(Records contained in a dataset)

>> BEGIN

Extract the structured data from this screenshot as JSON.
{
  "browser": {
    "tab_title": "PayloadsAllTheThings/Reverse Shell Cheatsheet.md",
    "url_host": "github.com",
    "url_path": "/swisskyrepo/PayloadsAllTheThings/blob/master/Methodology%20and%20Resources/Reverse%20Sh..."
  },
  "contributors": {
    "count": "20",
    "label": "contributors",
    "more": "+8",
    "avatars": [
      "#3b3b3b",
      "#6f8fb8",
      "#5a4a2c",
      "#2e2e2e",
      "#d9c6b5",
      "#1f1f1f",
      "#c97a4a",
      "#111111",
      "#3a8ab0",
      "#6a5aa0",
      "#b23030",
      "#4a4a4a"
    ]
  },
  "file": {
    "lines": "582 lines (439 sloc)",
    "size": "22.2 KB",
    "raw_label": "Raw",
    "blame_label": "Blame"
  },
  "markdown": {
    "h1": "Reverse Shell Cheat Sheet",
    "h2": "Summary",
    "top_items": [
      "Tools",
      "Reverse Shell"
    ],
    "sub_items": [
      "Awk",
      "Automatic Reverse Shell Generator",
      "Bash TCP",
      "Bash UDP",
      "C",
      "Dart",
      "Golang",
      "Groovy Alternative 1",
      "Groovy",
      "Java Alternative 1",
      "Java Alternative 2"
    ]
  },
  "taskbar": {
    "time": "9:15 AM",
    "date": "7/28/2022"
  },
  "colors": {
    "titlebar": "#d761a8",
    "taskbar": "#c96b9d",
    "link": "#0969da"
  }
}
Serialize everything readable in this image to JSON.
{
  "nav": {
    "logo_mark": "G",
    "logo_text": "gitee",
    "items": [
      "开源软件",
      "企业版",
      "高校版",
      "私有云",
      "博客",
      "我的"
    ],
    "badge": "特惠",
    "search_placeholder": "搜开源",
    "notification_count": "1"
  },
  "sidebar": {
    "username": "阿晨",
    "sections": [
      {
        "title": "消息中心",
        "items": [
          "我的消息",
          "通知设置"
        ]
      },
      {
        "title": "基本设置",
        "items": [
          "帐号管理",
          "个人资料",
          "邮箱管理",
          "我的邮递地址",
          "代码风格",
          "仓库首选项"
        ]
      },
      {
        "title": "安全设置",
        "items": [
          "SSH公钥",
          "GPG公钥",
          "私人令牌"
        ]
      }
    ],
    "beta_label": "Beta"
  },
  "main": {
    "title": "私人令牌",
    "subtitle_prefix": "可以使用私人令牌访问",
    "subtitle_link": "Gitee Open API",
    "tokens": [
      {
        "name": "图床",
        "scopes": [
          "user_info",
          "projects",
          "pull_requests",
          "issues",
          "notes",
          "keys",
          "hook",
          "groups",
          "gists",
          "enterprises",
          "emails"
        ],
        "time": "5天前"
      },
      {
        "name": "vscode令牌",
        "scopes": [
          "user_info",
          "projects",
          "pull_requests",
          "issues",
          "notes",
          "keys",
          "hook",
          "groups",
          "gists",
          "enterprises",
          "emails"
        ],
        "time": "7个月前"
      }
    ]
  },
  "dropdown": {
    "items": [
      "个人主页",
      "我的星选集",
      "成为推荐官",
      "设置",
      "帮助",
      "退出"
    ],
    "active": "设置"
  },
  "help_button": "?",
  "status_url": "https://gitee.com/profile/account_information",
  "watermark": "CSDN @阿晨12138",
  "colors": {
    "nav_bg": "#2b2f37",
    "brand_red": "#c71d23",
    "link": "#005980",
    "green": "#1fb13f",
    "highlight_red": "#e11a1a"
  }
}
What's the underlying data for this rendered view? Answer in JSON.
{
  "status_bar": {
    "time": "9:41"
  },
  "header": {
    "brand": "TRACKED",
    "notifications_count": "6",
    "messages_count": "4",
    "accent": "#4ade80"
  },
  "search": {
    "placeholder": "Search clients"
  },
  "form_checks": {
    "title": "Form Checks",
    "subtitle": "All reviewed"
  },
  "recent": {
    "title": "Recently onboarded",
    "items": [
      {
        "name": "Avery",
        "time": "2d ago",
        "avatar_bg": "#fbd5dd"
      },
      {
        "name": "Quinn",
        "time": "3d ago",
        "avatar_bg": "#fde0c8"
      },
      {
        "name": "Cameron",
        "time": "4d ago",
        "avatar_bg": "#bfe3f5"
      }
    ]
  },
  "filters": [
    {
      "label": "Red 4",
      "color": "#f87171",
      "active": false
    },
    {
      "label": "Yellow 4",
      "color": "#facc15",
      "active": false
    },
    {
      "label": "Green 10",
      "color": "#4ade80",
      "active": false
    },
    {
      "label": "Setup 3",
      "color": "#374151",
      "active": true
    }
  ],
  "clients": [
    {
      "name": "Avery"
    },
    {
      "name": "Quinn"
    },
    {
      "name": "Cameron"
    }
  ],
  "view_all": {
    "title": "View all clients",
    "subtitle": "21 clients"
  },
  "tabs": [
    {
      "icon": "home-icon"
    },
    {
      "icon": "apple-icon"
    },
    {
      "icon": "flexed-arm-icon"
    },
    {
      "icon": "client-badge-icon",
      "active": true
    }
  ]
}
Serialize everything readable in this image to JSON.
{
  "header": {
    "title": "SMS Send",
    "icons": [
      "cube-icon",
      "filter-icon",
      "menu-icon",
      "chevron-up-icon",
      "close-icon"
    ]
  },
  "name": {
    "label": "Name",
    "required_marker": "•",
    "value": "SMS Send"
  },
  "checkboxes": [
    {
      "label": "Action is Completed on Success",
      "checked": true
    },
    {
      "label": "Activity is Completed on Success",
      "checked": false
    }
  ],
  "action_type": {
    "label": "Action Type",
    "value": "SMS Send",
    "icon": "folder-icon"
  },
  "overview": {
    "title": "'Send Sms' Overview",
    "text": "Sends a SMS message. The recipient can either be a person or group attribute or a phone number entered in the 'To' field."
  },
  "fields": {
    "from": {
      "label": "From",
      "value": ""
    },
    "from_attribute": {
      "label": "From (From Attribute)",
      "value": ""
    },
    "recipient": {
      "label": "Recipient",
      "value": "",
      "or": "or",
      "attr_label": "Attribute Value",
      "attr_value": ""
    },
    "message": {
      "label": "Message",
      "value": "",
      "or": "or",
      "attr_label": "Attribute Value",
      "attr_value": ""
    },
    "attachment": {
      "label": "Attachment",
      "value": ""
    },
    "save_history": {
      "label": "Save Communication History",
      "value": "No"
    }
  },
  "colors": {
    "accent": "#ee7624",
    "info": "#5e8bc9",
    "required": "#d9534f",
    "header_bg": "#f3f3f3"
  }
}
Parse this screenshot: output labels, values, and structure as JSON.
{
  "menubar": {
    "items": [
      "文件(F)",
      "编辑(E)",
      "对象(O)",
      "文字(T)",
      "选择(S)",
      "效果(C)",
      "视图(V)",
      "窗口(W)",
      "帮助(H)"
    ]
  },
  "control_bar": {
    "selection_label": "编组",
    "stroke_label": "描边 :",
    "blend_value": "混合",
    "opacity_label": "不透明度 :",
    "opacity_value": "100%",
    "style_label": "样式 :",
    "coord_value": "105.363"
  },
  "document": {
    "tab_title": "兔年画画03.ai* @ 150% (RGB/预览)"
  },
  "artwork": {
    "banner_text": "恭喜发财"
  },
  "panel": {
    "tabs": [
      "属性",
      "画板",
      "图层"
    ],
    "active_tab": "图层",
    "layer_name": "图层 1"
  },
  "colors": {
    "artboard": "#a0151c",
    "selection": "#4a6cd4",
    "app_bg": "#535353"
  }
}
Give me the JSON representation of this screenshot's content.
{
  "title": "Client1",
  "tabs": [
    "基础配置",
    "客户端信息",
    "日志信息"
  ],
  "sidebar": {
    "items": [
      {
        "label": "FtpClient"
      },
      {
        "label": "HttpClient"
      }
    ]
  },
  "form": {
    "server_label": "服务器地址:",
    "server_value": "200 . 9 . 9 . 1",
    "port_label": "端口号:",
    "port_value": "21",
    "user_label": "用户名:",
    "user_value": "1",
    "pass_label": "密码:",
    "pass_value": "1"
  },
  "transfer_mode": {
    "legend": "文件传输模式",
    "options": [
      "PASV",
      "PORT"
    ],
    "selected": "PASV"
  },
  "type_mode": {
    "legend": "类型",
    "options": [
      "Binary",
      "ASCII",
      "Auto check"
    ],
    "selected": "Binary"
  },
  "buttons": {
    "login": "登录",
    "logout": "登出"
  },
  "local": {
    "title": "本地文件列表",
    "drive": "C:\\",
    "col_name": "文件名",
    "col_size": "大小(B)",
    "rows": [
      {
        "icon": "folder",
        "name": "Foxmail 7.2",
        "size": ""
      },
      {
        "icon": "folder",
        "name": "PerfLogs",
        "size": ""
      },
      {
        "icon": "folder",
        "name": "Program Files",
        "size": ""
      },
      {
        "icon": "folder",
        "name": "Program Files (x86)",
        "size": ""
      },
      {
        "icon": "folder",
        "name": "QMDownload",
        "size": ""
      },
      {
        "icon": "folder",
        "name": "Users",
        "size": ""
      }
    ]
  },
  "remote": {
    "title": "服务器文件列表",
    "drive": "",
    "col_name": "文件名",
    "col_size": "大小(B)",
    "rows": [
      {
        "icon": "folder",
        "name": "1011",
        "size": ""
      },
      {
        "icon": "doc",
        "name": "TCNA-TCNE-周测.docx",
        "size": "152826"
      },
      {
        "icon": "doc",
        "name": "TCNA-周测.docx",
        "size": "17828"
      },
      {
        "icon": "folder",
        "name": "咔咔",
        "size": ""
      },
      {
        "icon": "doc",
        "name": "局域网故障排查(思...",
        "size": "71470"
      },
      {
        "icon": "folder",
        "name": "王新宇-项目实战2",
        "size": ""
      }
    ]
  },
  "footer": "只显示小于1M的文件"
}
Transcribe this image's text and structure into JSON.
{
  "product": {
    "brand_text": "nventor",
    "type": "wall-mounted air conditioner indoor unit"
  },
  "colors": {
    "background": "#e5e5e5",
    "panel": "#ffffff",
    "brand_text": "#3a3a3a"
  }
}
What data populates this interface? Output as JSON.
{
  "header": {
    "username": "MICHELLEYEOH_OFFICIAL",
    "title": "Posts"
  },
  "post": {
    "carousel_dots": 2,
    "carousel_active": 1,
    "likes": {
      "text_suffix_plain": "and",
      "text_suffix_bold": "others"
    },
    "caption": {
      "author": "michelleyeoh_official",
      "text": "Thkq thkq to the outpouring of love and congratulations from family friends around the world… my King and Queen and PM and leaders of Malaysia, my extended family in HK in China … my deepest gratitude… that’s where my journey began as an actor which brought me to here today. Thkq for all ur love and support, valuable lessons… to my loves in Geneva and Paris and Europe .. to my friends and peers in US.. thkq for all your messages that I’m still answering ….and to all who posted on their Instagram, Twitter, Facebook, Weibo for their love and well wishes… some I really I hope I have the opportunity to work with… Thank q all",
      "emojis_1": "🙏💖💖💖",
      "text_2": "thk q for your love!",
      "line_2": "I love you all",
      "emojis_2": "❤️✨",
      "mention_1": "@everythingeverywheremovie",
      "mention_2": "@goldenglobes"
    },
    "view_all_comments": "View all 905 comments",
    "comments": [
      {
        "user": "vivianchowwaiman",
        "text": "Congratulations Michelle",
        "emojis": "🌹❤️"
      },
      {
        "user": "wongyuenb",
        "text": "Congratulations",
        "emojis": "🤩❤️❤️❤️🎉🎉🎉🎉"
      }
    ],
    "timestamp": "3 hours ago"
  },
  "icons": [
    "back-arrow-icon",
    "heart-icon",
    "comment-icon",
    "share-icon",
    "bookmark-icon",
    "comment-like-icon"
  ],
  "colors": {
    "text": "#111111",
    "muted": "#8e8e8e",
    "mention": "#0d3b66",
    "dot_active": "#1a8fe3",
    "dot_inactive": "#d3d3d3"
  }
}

>> END

• [Problem to work on]:
Locate the word "Java" in the entries, and copy every line where it is found.

• [Solved problem]:
      "Java Alternative 1",
      "Java Alternative 2"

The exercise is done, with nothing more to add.